• [TEXTO PARA LEER]:
☆ ☆ ☆ ☆ ☆

Soy cantante y editora. Siempre
odié escuchar música con auriculares, inclusive al grabar en estudio me resultaba
antinatural. Aunque me los hubiera regalado mi hija Luisa para un día de la
madre de un año feliz. Pero en una época de mi vida, agobiada por maltratos
laborales varios, decidí llevármelos a la editorial donde trabajaba, a modo de
escape diario de las miserias cotidianas. Funcionaron.
No hacía mucho tiempo mi
vida había sufrido un tsunami: me había dejado mi pareja; a los quince días sorpresivamente
se había muerto mi madre, joven y hermosa; la editorial donde trabajaba se
había vendido a una multinacional, por lo que peligraba mi sustento y, como si
todo esto fuera poco, la familia de mi ex había puesto mi casa en venta.
Llegaba al trabajo y me
ponía a lidiar con los libros. Mientras tanto, gracias a la música, recuperaba
mi identidad, mi fortaleza, mis gustos. Los auriculares me hacían escuchar para
adentro y escucharme. Saber quién fui, reaprender lo que siempre he sido y afirmarme
como cantante.
Al mismo tiempo esos
auriculares me permitieron volver a contactarme con viejos temas. Como buena neurótica
que soy, no puedo escuchar música nueva haciendo “otra cosa”. La música para mí
es centro, no fondo. Pero funciona diferente si conozco las canciones, si ellas
son parte del soundtrack de mi
educación musical y sentimental. En ese caso puedo trabajar tranquilamente, leer
textos y editarlos, corregir pruebas.

☆ ☆ ☆ ☆ ☆

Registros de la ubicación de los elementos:
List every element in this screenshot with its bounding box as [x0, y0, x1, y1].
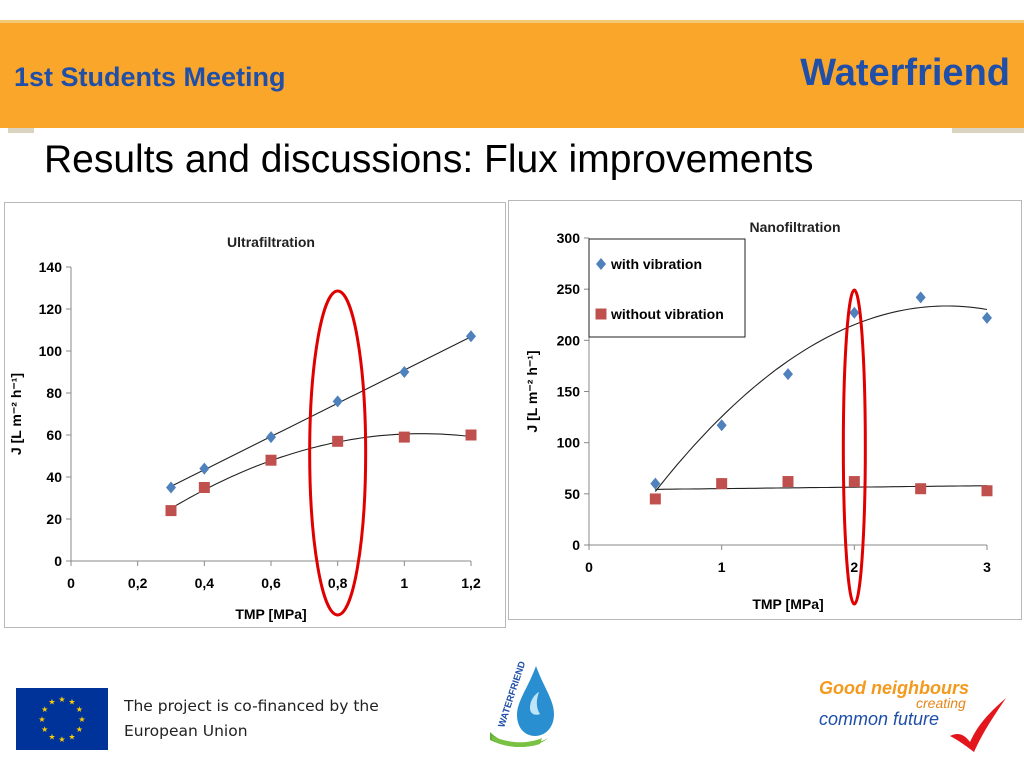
data-point-square: [782, 476, 794, 488]
banner-tab-right: [952, 128, 1024, 133]
y-tick-label: 50: [564, 486, 580, 502]
data-point-diamond: [650, 477, 661, 490]
data-point-diamond: [399, 366, 410, 378]
eu-star-icon: ★: [41, 725, 48, 734]
data-point-square: [848, 476, 860, 488]
data-point-square: [398, 431, 410, 443]
data-point-square: [332, 435, 344, 447]
x-axis-label: TMP [MPa]: [752, 596, 823, 612]
y-tick-label: 140: [39, 259, 63, 275]
brand-title: Waterfriend: [800, 52, 1010, 94]
data-point-square: [981, 485, 993, 497]
y-tick-label: 40: [46, 469, 62, 485]
y-tick-label: 200: [557, 332, 581, 348]
data-point-diamond: [166, 481, 176, 494]
data-point-square: [165, 505, 177, 517]
gn-line2: creating: [916, 695, 966, 711]
y-tick-label: 20: [46, 511, 62, 527]
x-tick-label: 0: [67, 575, 75, 591]
nanofiltration-chart: 0 50 100 150 200 250 300 0 1 2 3 Nanofiltration TMP …: [508, 200, 1022, 620]
eu-star-icon: ★: [48, 698, 55, 707]
x-axis-label: TMP [MPa]: [235, 606, 306, 622]
data-point-square: [265, 454, 277, 466]
data-point-square: [915, 483, 927, 495]
y-tick-label: 100: [39, 343, 63, 359]
data-point-diamond: [199, 462, 210, 475]
waterfriend-logo: WATERFRIEND: [490, 660, 554, 748]
y-axis-label: J [L m⁻² h⁻¹]: [8, 373, 24, 455]
data-point-diamond: [332, 395, 343, 408]
legend-marker-square: [595, 308, 607, 320]
data-point-square: [649, 493, 661, 505]
trendline: [655, 485, 988, 490]
x-tick-label: 1: [718, 559, 726, 575]
eu-cofinance-text: The project is co-financed by the Europe…: [124, 694, 379, 744]
data-point-diamond: [915, 291, 926, 304]
data-point-diamond: [266, 431, 276, 444]
y-tick-label: 150: [557, 384, 581, 400]
data-point-diamond: [849, 306, 860, 319]
trendline: [170, 433, 472, 509]
legend-marker-diamond: [596, 258, 606, 270]
y-tick-label: 0: [54, 553, 62, 569]
x-tick-label: 1,2: [461, 575, 481, 591]
legend-label: without vibration: [610, 306, 724, 322]
checkmark-icon: [950, 698, 1006, 752]
x-tick-label: 0,4: [195, 575, 215, 591]
x-tick-label: 3: [983, 559, 991, 575]
x-tick-label: 0,6: [261, 575, 281, 591]
legend-box: [588, 238, 746, 338]
trendline: [170, 336, 472, 487]
eu-star-icon: ★: [38, 715, 45, 724]
chart-title: Nanofiltration: [750, 219, 841, 235]
header-banner: [0, 20, 1024, 128]
x-tick-label: 0,2: [128, 575, 148, 591]
eu-star-icon: ★: [76, 705, 83, 714]
trendline: [654, 305, 988, 492]
eu-star-icon: ★: [68, 698, 75, 707]
y-tick-label: 100: [557, 435, 581, 451]
data-point-square: [716, 478, 728, 490]
y-tick-label: 80: [46, 385, 62, 401]
data-point-square: [465, 429, 477, 441]
eu-star-icon: ★: [76, 725, 83, 734]
eu-star-icon: ★: [78, 715, 85, 724]
data-point-diamond: [466, 330, 476, 343]
eu-text-line1: The project is co-financed by the: [124, 697, 379, 715]
data-point-diamond: [783, 368, 793, 381]
eu-text-line2: European Union: [124, 722, 248, 740]
eu-star-icon: ★: [58, 735, 65, 744]
y-tick-label: 120: [39, 301, 63, 317]
chart-title: Ultrafiltration: [227, 234, 315, 250]
x-tick-label: 0: [585, 559, 593, 575]
eu-star-icon: ★: [41, 705, 48, 714]
ultrafiltration-chart: 0 20 40 60 80 100 120 140 0 0,2 0,4 0,6 0,8 1 1,2 Ultra…: [4, 202, 506, 628]
x-tick-label: 2: [850, 559, 858, 575]
eu-star-icon: ★: [48, 732, 55, 741]
slide-title: Results and discussions: Flux improvemen…: [44, 138, 814, 181]
x-tick-label: 0,8: [328, 575, 348, 591]
y-tick-label: 300: [557, 230, 581, 246]
highlight-ellipse: [308, 289, 368, 617]
y-axis-label: J [L m⁻² h⁻¹]: [524, 350, 540, 432]
data-point-diamond: [982, 311, 992, 324]
highlight-ellipse: [841, 288, 867, 606]
eu-flag-icon: ★ ★★★★★★★★★★★: [16, 688, 108, 750]
legend-label: with vibration: [610, 256, 702, 272]
banner-tab-left: [8, 128, 34, 133]
meeting-title: 1st Students Meeting: [14, 62, 286, 92]
x-tick-label: 1: [400, 575, 408, 591]
eu-star-icon: ★: [68, 732, 75, 741]
y-tick-label: 0: [572, 537, 580, 553]
gn-line3: common future: [819, 709, 939, 729]
data-point-square: [198, 482, 210, 493]
gn-line1: Good neighbours: [819, 678, 969, 698]
data-point-diamond: [716, 419, 727, 432]
y-tick-label: 60: [46, 427, 62, 443]
eu-star-icon: ★: [58, 695, 65, 704]
y-tick-label: 250: [557, 281, 581, 297]
good-neighbours-logo: Good neighbours creating common future: [819, 678, 1006, 752]
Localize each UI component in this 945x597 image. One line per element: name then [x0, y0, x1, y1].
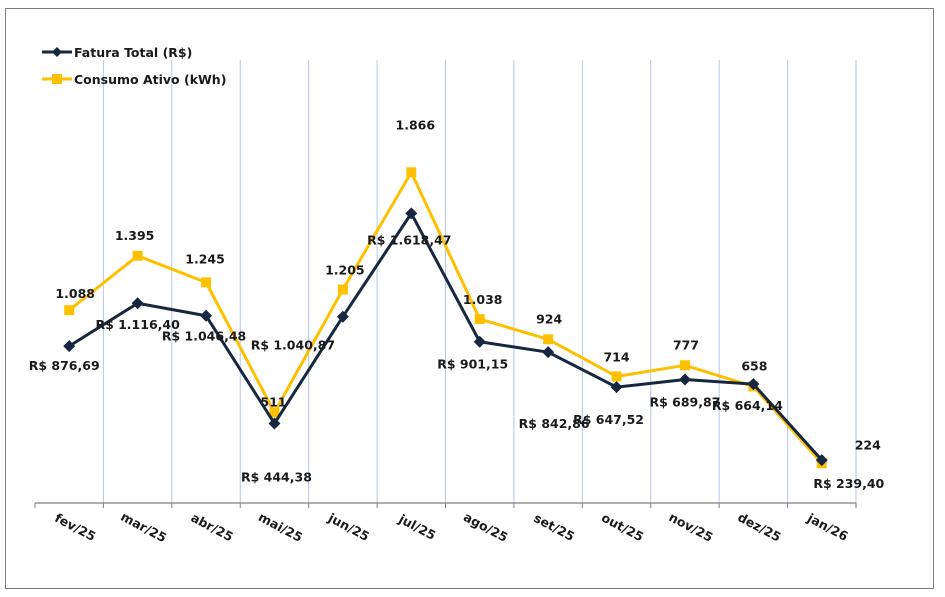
data-point-marker [679, 360, 690, 371]
data-point-marker [131, 297, 144, 310]
series-fatura-total [63, 207, 828, 467]
data-point-marker [336, 310, 349, 323]
data-label: 1.088 [55, 286, 95, 301]
legend-item-consumo-ativo: Consumo Ativo (kWh) [42, 72, 226, 87]
legend-diamond-marker-icon [52, 47, 62, 57]
data-label: R$ 664,14 [712, 398, 783, 413]
data-point-marker [406, 167, 417, 178]
data-label: 658 [741, 358, 767, 373]
data-label: R$ 647,52 [573, 412, 644, 427]
data-point-marker [473, 335, 486, 348]
data-point-marker [132, 250, 143, 261]
x-tick-label: abr/25 [189, 510, 236, 545]
series-line [68, 170, 823, 465]
data-label: R$ 876,69 [29, 358, 100, 373]
data-label: 777 [673, 337, 699, 352]
x-tick-label: mai/25 [256, 509, 305, 545]
data-label: 224 [855, 437, 881, 452]
consumo-data-labels: 1.088 1.395 1.245 511 1.205 1.866 1.038 924 714 7… [55, 117, 881, 452]
data-label: 1.395 [115, 228, 155, 243]
legend: Fatura Total (R$) Consumo Ativo (kWh) [42, 45, 226, 87]
data-label: R$ 444,38 [241, 469, 312, 484]
data-label: 1.866 [396, 117, 436, 132]
data-point-marker [747, 378, 760, 391]
data-point-marker [474, 314, 485, 325]
x-tick-label: jun/25 [325, 510, 372, 544]
data-point-marker [610, 381, 623, 394]
data-label: R$ 1.116,40 [95, 317, 180, 332]
fatura-data-labels: R$ 876,69 R$ 1.116,40R$ 1.046,48 R$ 444,38… [29, 232, 885, 491]
gridlines [102, 60, 857, 503]
series-line [68, 211, 823, 462]
legend-label: Consumo Ativo (kWh) [74, 72, 226, 87]
data-label: R$ 901,15 [437, 357, 508, 372]
data-label: 511 [260, 394, 286, 409]
x-axis: fev/25 mar/25 abr/25 mai/25 jun/25 jul/25 ago/… [34, 502, 857, 546]
data-point-marker [337, 284, 348, 295]
x-tick-label: jul/25 [396, 511, 439, 543]
data-point-marker [611, 371, 622, 382]
data-label: 924 [536, 311, 562, 326]
data-label: 1.205 [325, 262, 365, 277]
data-label: 714 [603, 349, 629, 364]
data-label: R$ 1.040,87 [251, 338, 335, 353]
data-label: 1.038 [463, 292, 503, 307]
data-point-marker [269, 407, 280, 418]
data-label: 1.245 [185, 251, 225, 266]
x-tick-label: ago/25 [461, 509, 510, 545]
data-label: R$ 1.618,47 [367, 232, 451, 247]
data-point-marker [678, 373, 691, 386]
x-tick-label: fev/25 [52, 510, 98, 544]
data-point-marker [543, 334, 554, 345]
data-point-marker [63, 340, 76, 353]
x-tick-label: out/25 [599, 510, 646, 545]
legend-label: Fatura Total (R$) [74, 45, 192, 60]
x-tick-label: set/25 [531, 510, 577, 544]
data-point-marker [64, 305, 75, 316]
data-point-marker [200, 309, 213, 322]
data-label: R$ 842,86 [519, 416, 590, 431]
data-point-marker [815, 454, 828, 467]
x-tick-label: mar/25 [118, 509, 169, 546]
x-tick-label: nov/25 [667, 509, 716, 545]
x-tick-label: dez/25 [735, 509, 783, 544]
data-point-marker [201, 277, 212, 288]
legend-square-marker-icon [52, 74, 62, 84]
data-label: R$ 1.046,48 [162, 329, 246, 344]
data-point-marker [268, 417, 281, 430]
data-point-marker [405, 207, 418, 220]
data-label: R$ 689,87 [649, 395, 720, 410]
data-label: R$ 239,40 [813, 476, 884, 491]
x-tick-label: jan/26 [804, 510, 851, 544]
legend-item-fatura-total: Fatura Total (R$) [42, 45, 192, 60]
data-point-marker [542, 346, 555, 359]
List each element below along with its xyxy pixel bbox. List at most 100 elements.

☆ ☆ ☆ ☆ ☆

• [LISTA DE TAREAS]:
**A)** Reproduce, por favor, el fragmento del relato sobre los auriculares que va desde "Al mismo tiempo" hasta "editarlos, corregir pruebas.".
**B)** Enumera los sucesos que, según el relato sobre los auriculares, formaron el tsunami que sufrió la vida de quien narra.
**C)** Continúa el relato sobre los auriculares a partir de su última oración.

• [RESPUESTAS]:
**A)**
Al mismo tiempo esos
auriculares me permitieron volver a contactarme con viejos temas. Como buena neurótica
que soy, no puedo escuchar música nueva haciendo “otra cosa”. La música para mí
es centro, no fondo. Pero funciona diferente si conozco las canciones, si ellas
son parte del soundtrack de mi
educación musical y sentimental. En ese caso puedo trabajar tranquilamente, leer
textos y editarlos, corregir pruebas.

**B)**
- La dejó su pareja.
- A los quince días murió sorpresivamente su madre, joven y hermosa.
- La editorial donde trabajaba se vendió a una multinacional, por lo que peligraba su sustento.
- La familia de su ex puso su casa en venta.

**C)**
Un día cambié de vida,
cambié de barrio, cambié de trabajo. Cuando empecé a cantar en vivo como
solista, paralelamente a mi carrera de editora, perdí los auriculares en un
cajón. En la nueva oficina tenía maravillosos compañeros y desafíos
estimulantes que no necesitaban un escape.
Los usé por última vez
en una ocasión muy especial, un lujo que me dio la vida: escuchar “Ángel”, el disco póstumo de Mercedes Sosa,
antes de que saliera a la venta. Quería transcribir las letras, percibir la
respiración de Mercedes, sus tonos, para poder editar el cuadernillo del
interior. Necesitaba sentir esas letras lo más concentradamente que pudiera,
porque eran palabras atrapantes como telas de araña, sutiles como reflejos en
el agua; como una luz. Después de eso, se los regalé a Nielsen.
Allá se fueron, a una pared de piedra. Y mis
recuerdos se fueron con ellos.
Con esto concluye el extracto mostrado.